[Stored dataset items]

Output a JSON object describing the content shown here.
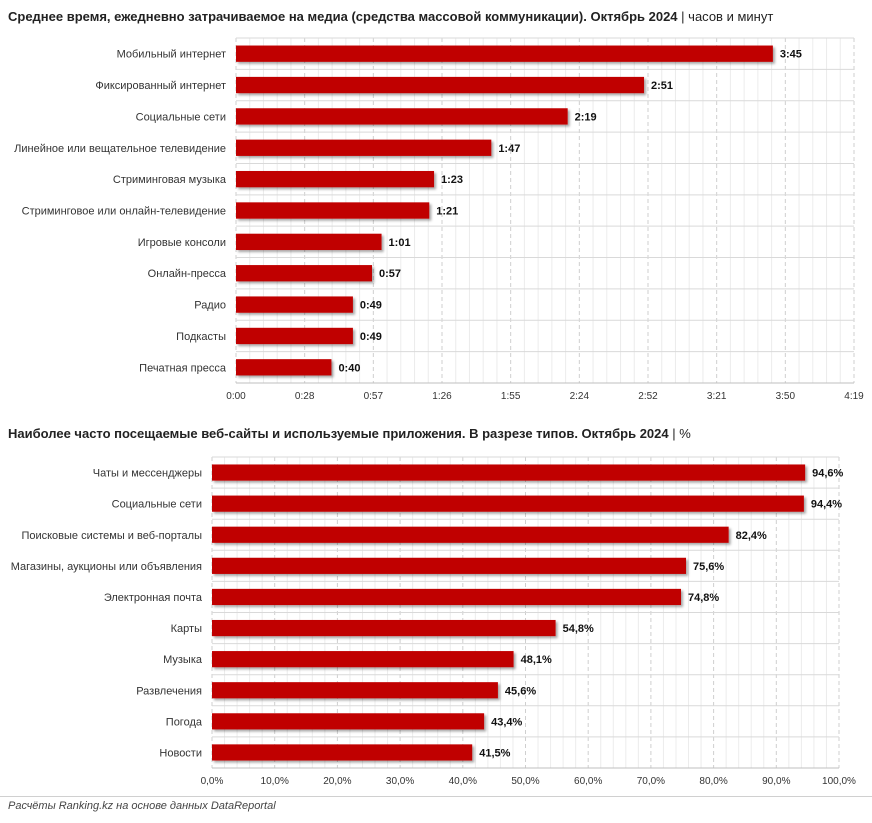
{
  "chart_data": [
    {
      "type": "bar",
      "orientation": "horizontal",
      "title": "Среднее время, ежедневно затрачиваемое на медиа (средства массовой коммуникации). Октябрь 2024",
      "unit": "часов и минут",
      "categories": [
        "Мобильный интернет",
        "Фиксированный интернет",
        "Социальные сети",
        "Линейное или вещательное телевидение",
        "Стриминговая музыка",
        "Стриминговое или онлайн-телевидение",
        "Игровые консоли",
        "Онлайн-пресса",
        "Радио",
        "Подкасты",
        "Печатная пресса"
      ],
      "values_minutes": [
        225,
        171,
        139,
        107,
        83,
        81,
        61,
        57,
        49,
        49,
        40
      ],
      "value_labels": [
        "3:45",
        "2:51",
        "2:19",
        "1:47",
        "1:23",
        "1:21",
        "1:01",
        "0:57",
        "0:49",
        "0:49",
        "0:40"
      ],
      "x_ticks": [
        "0:00",
        "0:28",
        "0:57",
        "1:26",
        "1:55",
        "2:24",
        "2:52",
        "3:21",
        "3:50",
        "4:19"
      ],
      "xlim_minutes": [
        0,
        259
      ],
      "grid": true,
      "bar_color": "#c00000"
    },
    {
      "type": "bar",
      "orientation": "horizontal",
      "title": "Наиболее часто посещаемые веб-сайты и используемые приложения. В разрезе типов. Октябрь 2024",
      "unit": "%",
      "categories": [
        "Чаты и мессенджеры",
        "Социальные сети",
        "Поисковые системы и веб-порталы",
        "Магазины, аукционы или объявления",
        "Электронная почта",
        "Карты",
        "Музыка",
        "Развлечения",
        "Погода",
        "Новости"
      ],
      "values": [
        94.6,
        94.4,
        82.4,
        75.6,
        74.8,
        54.8,
        48.1,
        45.6,
        43.4,
        41.5
      ],
      "value_labels": [
        "94,6%",
        "94,4%",
        "82,4%",
        "75,6%",
        "74,8%",
        "54,8%",
        "48,1%",
        "45,6%",
        "43,4%",
        "41,5%"
      ],
      "x_ticks": [
        "0,0%",
        "10,0%",
        "20,0%",
        "30,0%",
        "40,0%",
        "50,0%",
        "60,0%",
        "70,0%",
        "80,0%",
        "90,0%",
        "100,0%"
      ],
      "xlim": [
        0,
        100
      ],
      "grid": true,
      "bar_color": "#c00000"
    }
  ],
  "footer": "Расчёты Ranking.kz на основе данных DataReportal"
}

§ YOUR OBJECTIVE: Give an exact copy of the material, leaving out every picture.

§ RESULT OF THIS EXERCISE:
Output a JSON object describing the content shown here.
{
  "chart_data": [
    {
      "type": "bar",
      "orientation": "horizontal",
      "title": "Среднее время, ежедневно затрачиваемое на медиа (средства массовой коммуникации). Октябрь 2024",
      "unit": "часов и минут",
      "categories": [
        "Мобильный интернет",
        "Фиксированный интернет",
        "Социальные сети",
        "Линейное или вещательное телевидение",
        "Стриминговая музыка",
        "Стриминговое или онлайн-телевидение",
        "Игровые консоли",
        "Онлайн-пресса",
        "Радио",
        "Подкасты",
        "Печатная пресса"
      ],
      "values_minutes": [
        225,
        171,
        139,
        107,
        83,
        81,
        61,
        57,
        49,
        49,
        40
      ],
      "value_labels": [
        "3:45",
        "2:51",
        "2:19",
        "1:47",
        "1:23",
        "1:21",
        "1:01",
        "0:57",
        "0:49",
        "0:49",
        "0:40"
      ],
      "x_ticks": [
        "0:00",
        "0:28",
        "0:57",
        "1:26",
        "1:55",
        "2:24",
        "2:52",
        "3:21",
        "3:50",
        "4:19"
      ],
      "xlim_minutes": [
        0,
        259
      ],
      "grid": true,
      "bar_color": "#c00000"
    },
    {
      "type": "bar",
      "orientation": "horizontal",
      "title": "Наиболее часто посещаемые веб-сайты и используемые приложения. В разрезе типов. Октябрь 2024",
      "unit": "%",
      "categories": [
        "Чаты и мессенджеры",
        "Социальные сети",
        "Поисковые системы и веб-порталы",
        "Магазины, аукционы или объявления",
        "Электронная почта",
        "Карты",
        "Музыка",
        "Развлечения",
        "Погода",
        "Новости"
      ],
      "values": [
        94.6,
        94.4,
        82.4,
        75.6,
        74.8,
        54.8,
        48.1,
        45.6,
        43.4,
        41.5
      ],
      "value_labels": [
        "94,6%",
        "94,4%",
        "82,4%",
        "75,6%",
        "74,8%",
        "54,8%",
        "48,1%",
        "45,6%",
        "43,4%",
        "41,5%"
      ],
      "x_ticks": [
        "0,0%",
        "10,0%",
        "20,0%",
        "30,0%",
        "40,0%",
        "50,0%",
        "60,0%",
        "70,0%",
        "80,0%",
        "90,0%",
        "100,0%"
      ],
      "xlim": [
        0,
        100
      ],
      "grid": true,
      "bar_color": "#c00000"
    }
  ],
  "footer": "Расчёты Ranking.kz на основе данных DataReportal"
}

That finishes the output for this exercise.